■ **WHAT TO PRODUCE**: Could you write out the records below exactly as they appear, leaving out any pictures?

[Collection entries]
+ + + +

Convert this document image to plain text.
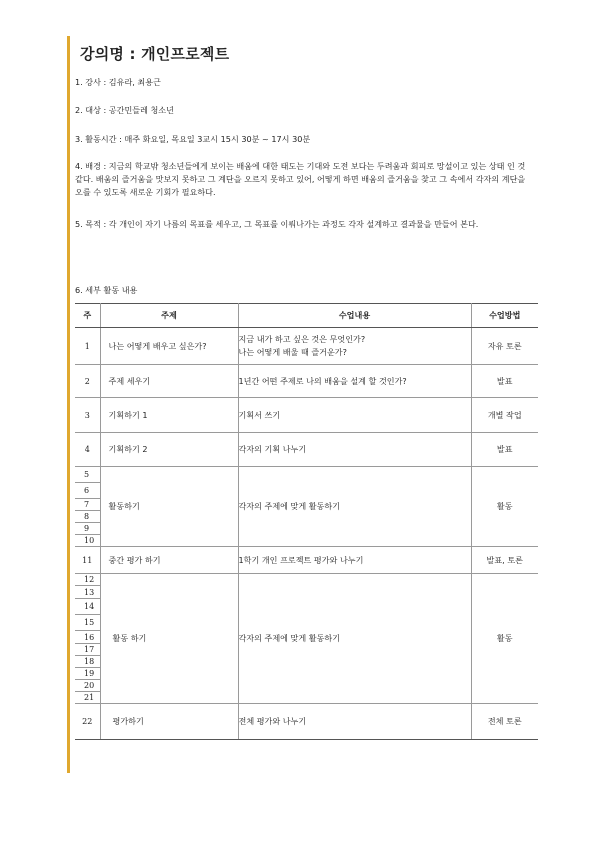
강의명 : 개인프로젝트

1. 강사 : 김유라, 최용근

2. 대상 : 공간민들레 청소년

3. 활동시간 : 매주 화요일, 목요일 3교시 15시 30분 ~ 17시 30분

4. 배경 : 지금의 학교밖 청소년들에게 보이는 배움에 대한 태도는 기대와 도전 보다는 두려움과 회피로 망설이고 있는 상태 인 것 같다. 배움의 즐거움을 맛보지 못하고 그 계단을 오르지 못하고 있어, 어떻게 하면 배움의 즐거움을 찾고 그 속에서 각자의 계단을 오를 수 있도록 새로운 기회가 필요하다.

5. 목적 : 각 개인이 자기 나름의 목표를 세우고, 그 목표를 이뤄나가는 과정도 각자 설계하고 결과물을 만들어 본다.

6. 세부 활동 내용

주	주제	수업내용	수업방법
1	나는 어떻게 배우고 싶은가?	지금 내가 하고 싶은 것은 무엇인가?
나는 어떻게 배울 때 즐거운가?	자유 토론
2	주제 세우기	1년간 어떤 주제로 나의 배움을 설계 할 것인가?	발표
3	기획하기 1	기획서 쓰기	개별 작업
4	기획하기 2	각자의 기획 나누기	발표
5	활동하기	각자의 주제에 맞게 활동하기	활동
6			
7			
8			
9			
10			
11	중간 평가 하기	1학기 개인 프로젝트 평가와 나누기	발표, 토론
12	활동 하기	각자의 주제에 맞게 활동하기	활동
13			
14			
15			
16			
17			
18			
19			
20			
21			
22	평가하기	전체 평가와 나누기	전체 토론
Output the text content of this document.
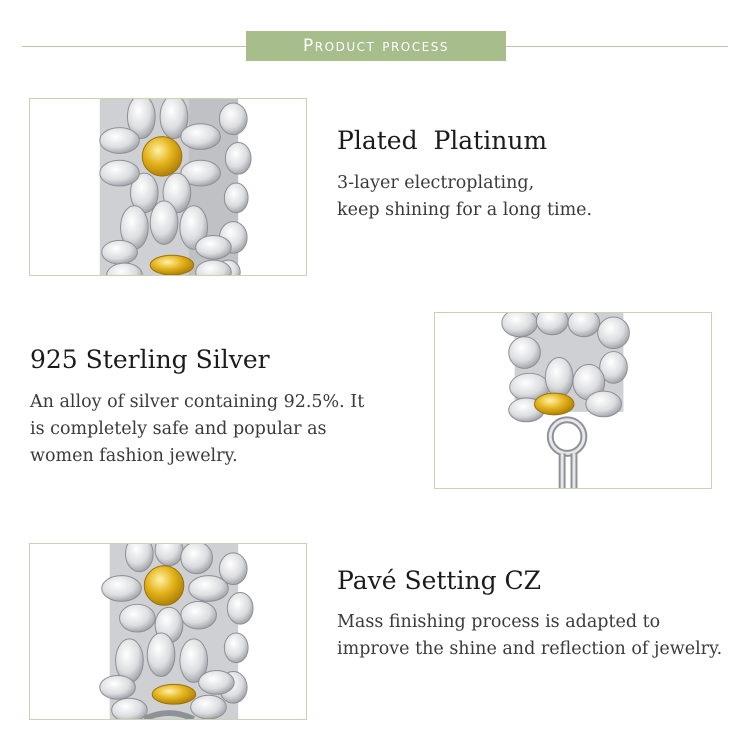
Product process
Plated  Platinum
3-layer electroplating,
keep shining for a long time.
925 Sterling Silver
An alloy of silver containing 92.5%. It
is completely safe and popular as
women fashion jewelry.
Pavé Setting CZ
Mass finishing process is adapted to
improve the shine and reflection of jewelry.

+ + + +

■ **THE COMPLETED TASK**:
Convert this document image to plain text.
강의명 : 개인프로젝트

1. 강사 : 김유라, 최용근

2. 대상 : 공간민들레 청소년

3. 활동시간 : 매주 화요일, 목요일 3교시 15시 30분 ~ 17시 30분

4. 배경 : 지금의 학교밖 청소년들에게 보이는 배움에 대한 태도는 기대와 도전 보다는 두려움과 회피로 망설이고 있는 상태 인 것 같다. 배움의 즐거움을 맛보지 못하고 그 계단을 오르지 못하고 있어, 어떻게 하면 배움의 즐거움을 찾고 그 속에서 각자의 계단을 오를 수 있도록 새로운 기회가 필요하다.

5. 목적 : 각 개인이 자기 나름의 목표를 세우고, 그 목표를 이뤄나가는 과정도 각자 설계하고 결과물을 만들어 본다.

6. 세부 활동 내용

주	주제	수업내용	수업방법
1	나는 어떻게 배우고 싶은가?	지금 내가 하고 싶은 것은 무엇인가?
나는 어떻게 배울 때 즐거운가?	자유 토론
2	주제 세우기	1년간 어떤 주제로 나의 배움을 설계 할 것인가?	발표
3	기획하기 1	기획서 쓰기	개별 작업
4	기획하기 2	각자의 기획 나누기	발표
5	활동하기	각자의 주제에 맞게 활동하기	활동
6			
7			
8			
9			
10			
11	중간 평가 하기	1학기 개인 프로젝트 평가와 나누기	발표, 토론
12	활동 하기	각자의 주제에 맞게 활동하기	활동
13			
14			
15			
16			
17			
18			
19			
20			
21			
22	평가하기	전체 평가와 나누기	전체 토론
Output the text content of this document.
Product process
Plated  Platinum
3-layer electroplating,
keep shining for a long time.
925 Sterling Silver
An alloy of silver containing 92.5%. It
is completely safe and popular as
women fashion jewelry.
Pavé Setting CZ
Mass finishing process is adapted to
improve the shine and reflection of jewelry.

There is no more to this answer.